**Problem:** For each line below that contains the string "thay", copy that line.

**Data section:**

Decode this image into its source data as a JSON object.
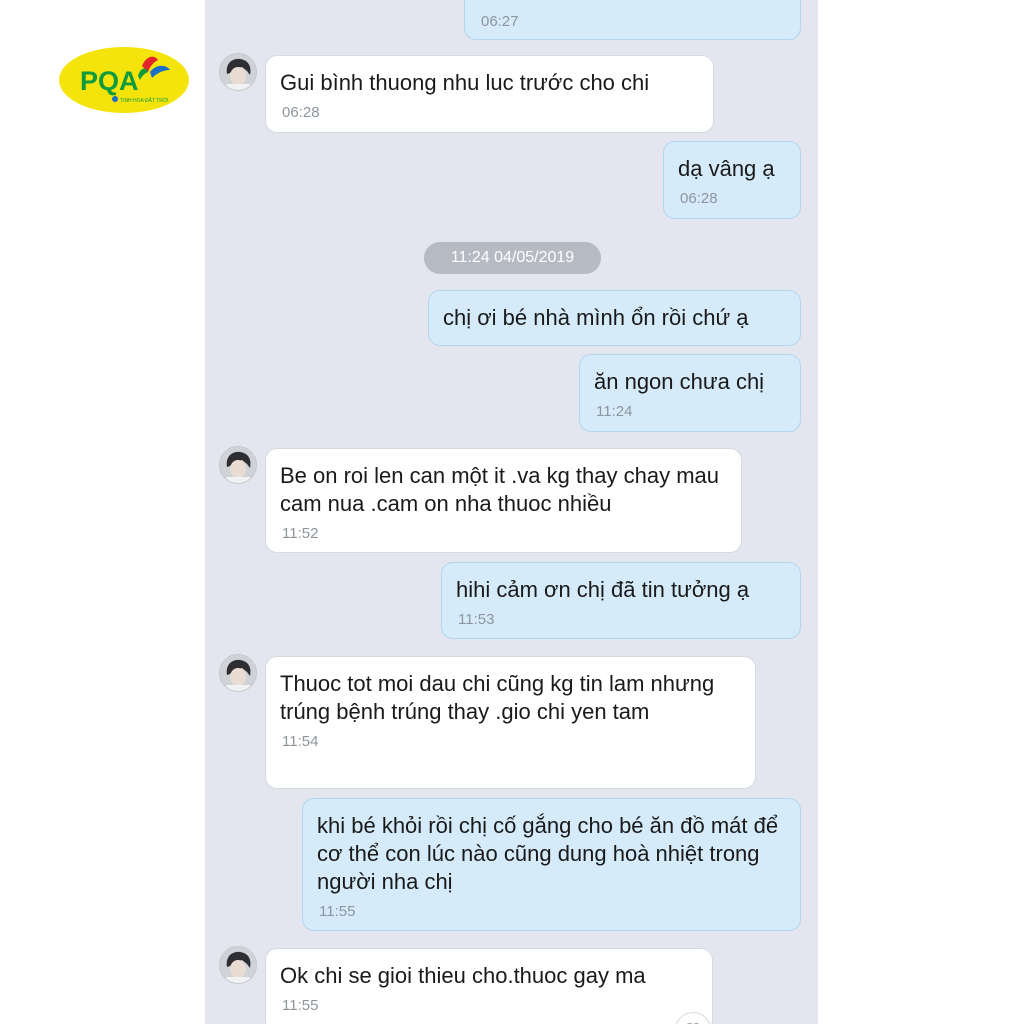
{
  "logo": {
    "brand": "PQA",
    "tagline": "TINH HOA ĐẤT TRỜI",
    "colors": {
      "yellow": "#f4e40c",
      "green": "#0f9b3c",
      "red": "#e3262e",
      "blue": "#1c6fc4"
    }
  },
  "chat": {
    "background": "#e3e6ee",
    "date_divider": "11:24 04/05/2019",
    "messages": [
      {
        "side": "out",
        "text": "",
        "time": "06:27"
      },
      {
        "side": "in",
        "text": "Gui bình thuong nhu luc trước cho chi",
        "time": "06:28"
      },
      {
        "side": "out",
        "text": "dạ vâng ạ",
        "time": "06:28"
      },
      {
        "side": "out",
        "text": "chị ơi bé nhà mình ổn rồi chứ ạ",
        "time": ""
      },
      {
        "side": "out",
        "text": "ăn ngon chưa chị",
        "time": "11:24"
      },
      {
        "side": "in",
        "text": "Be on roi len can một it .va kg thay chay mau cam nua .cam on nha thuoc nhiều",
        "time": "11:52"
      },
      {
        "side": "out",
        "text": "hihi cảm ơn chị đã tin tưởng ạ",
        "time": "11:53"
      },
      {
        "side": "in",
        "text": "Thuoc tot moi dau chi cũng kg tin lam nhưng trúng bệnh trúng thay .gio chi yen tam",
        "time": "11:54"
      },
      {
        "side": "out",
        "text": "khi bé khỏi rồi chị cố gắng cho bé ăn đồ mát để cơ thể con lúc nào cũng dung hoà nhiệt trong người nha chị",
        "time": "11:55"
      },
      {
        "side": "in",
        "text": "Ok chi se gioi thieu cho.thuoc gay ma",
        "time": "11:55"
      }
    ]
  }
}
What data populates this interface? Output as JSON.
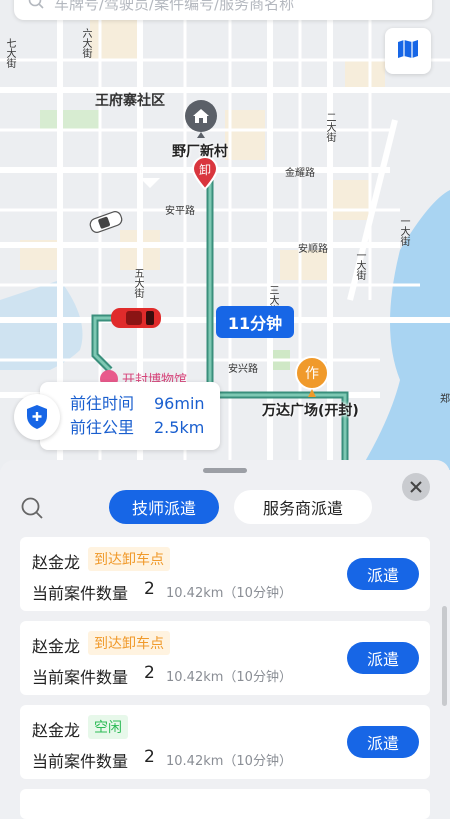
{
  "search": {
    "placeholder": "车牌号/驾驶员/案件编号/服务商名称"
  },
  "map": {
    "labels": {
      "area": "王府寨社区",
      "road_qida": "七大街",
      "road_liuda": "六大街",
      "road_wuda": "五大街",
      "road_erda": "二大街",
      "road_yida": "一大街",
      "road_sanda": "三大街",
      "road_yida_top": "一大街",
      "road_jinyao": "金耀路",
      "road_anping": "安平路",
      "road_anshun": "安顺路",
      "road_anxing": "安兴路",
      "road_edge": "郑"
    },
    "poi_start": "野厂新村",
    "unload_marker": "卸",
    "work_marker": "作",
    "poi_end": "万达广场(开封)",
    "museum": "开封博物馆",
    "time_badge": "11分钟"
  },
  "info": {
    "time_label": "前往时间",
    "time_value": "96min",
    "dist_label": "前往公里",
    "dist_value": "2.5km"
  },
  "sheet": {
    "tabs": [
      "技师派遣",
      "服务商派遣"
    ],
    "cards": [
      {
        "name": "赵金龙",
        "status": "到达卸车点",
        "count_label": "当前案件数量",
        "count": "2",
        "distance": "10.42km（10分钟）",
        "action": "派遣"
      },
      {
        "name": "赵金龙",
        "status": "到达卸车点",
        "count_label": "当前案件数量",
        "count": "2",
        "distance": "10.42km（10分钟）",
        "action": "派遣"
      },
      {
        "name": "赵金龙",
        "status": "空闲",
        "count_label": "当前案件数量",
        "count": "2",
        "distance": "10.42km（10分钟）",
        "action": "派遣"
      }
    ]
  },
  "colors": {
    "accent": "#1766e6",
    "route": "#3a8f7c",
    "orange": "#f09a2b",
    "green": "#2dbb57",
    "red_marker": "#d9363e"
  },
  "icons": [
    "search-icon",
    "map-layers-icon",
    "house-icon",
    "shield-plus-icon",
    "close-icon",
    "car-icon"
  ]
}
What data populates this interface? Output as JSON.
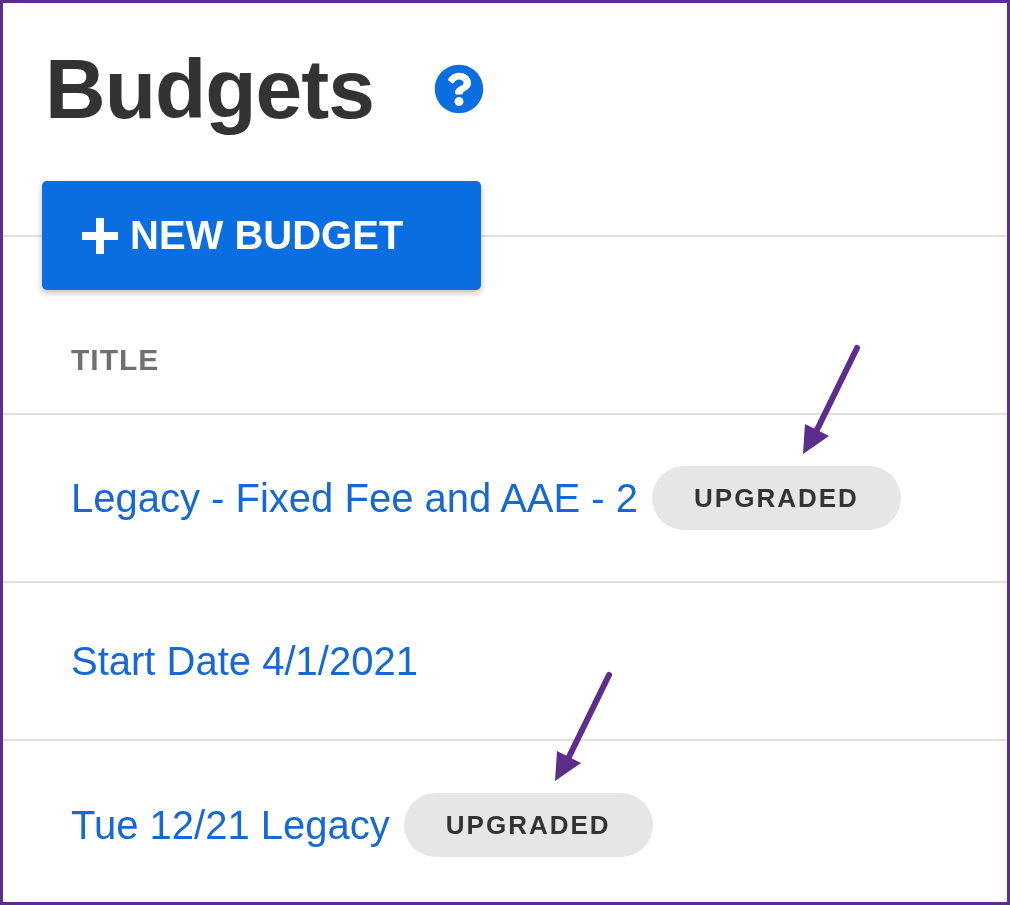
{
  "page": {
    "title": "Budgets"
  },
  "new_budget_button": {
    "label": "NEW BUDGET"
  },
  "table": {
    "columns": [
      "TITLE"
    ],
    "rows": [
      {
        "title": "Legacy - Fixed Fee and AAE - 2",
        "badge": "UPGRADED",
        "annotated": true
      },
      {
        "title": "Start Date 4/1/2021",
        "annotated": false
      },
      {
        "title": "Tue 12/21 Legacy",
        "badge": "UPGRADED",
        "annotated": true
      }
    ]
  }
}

**Worked answer:**
        "text": "Be on roi len can một it .va kg thay chay mau cam nua .cam on nha thuoc nhiều",
        "text": "Thuoc tot moi dau chi cũng kg tin lam nhưng trúng bệnh trúng thay .gio chi yen tam",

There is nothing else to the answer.